* [Brano dato]

★ ★ ★ ★

Qual è il quesito referendario? Volete voi che sia abrogato l’art. 6, comma 17, terzo periodo, del decreto legislativo 3 aprile 2006, n. 152, “Norme in materia ambientale”, come sostituito dal comma 239 dell’art. 1 della legge 28 dicembre 2015, n. 208 “Disposizioni per la formazione del bilancio annuale e pluriennale dello Stato (legge di stabilita’ 2016)”, limitatamente alle seguenti parole: “per la durata di vita utile del giacimento, nel rispetto degli standard di sicurezza e di salvaguardia ambientale?

★ ★ ★ ★

* [Righe di dati]

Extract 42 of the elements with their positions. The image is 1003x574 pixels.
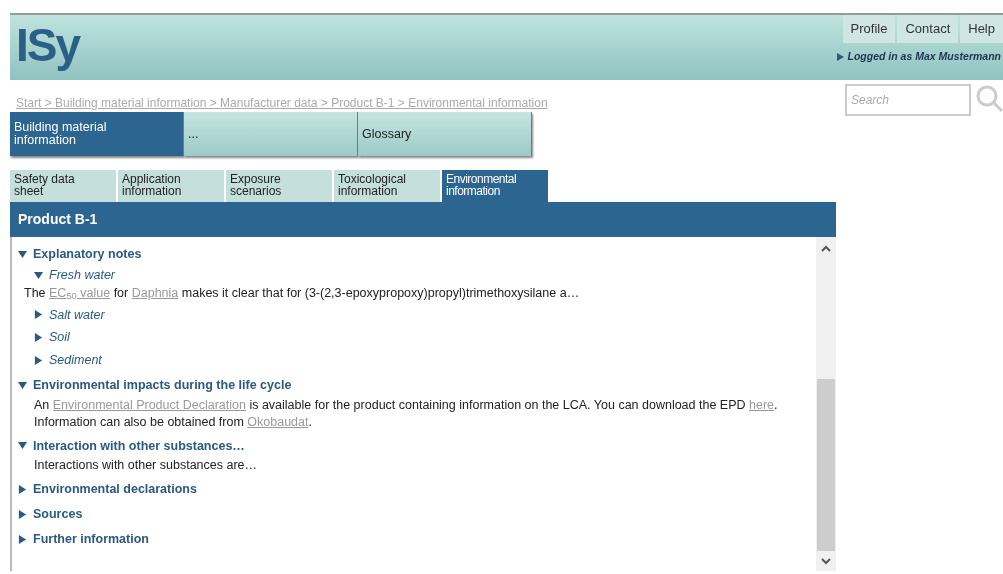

★ ★ ★ ★

* [Istruzione scritta A]
Nel brano sul quesito referendario, quale disposizione della legge 28 dicembre 2015, n. 208 ha sostituito l'art. 6, comma 17, terzo periodo, del decreto legislativo n. 152 del 2006?
* [Istruzione scritta B]
Scrivi il seguito del brano sul quesito referendario, partendo dopo la sua ultima frase.

* [Risultato A]
Il comma 239 dell'art. 1.

* [Risultato B]
Il referendum, dunque, non riguarda le trivellazioni sulla terraferma, e non rigurada quelle in mare, oltre la soglia delle 12 miglia dalla costa (22.2 km). Non riguarda neppure nuove concessioni entro le 12 miglia, vietate dalle recenti norme introdotte in Legge di Stabilità. A farla semplice, si chiede di cancellare la sola norma che consente alle società petrolifere che abbiano titoli abilitativi già rilasciati di cercare ed estrarre gas e petrolio entro le 12 miglia marine senza limiti di tempo. Norma con cui il Governo Renzi ha inteso mettere le concessioni già autorizzate al riparo dal divieto di poter estrarre idrocarburi entro il limite dei 22.2 km. Seppure le società petrolifere non possano più richiedere per il futuro nuove concessioni per estrarre in mare entro le 12 miglia, infatti, le ricerche e le attività petrolifere già in corso - al momento - non hanno più scadenza certa, potendo contare su proroghe fino ad esaurimento del giacimento.

Dovesse vincere il Si, la norma verrebbe cancellata e le compagnie petrolifere, alla scadenza delle concessioni, non potrebbero più rinnovare la licenza, anche se i giacimenti non fossero esauriti.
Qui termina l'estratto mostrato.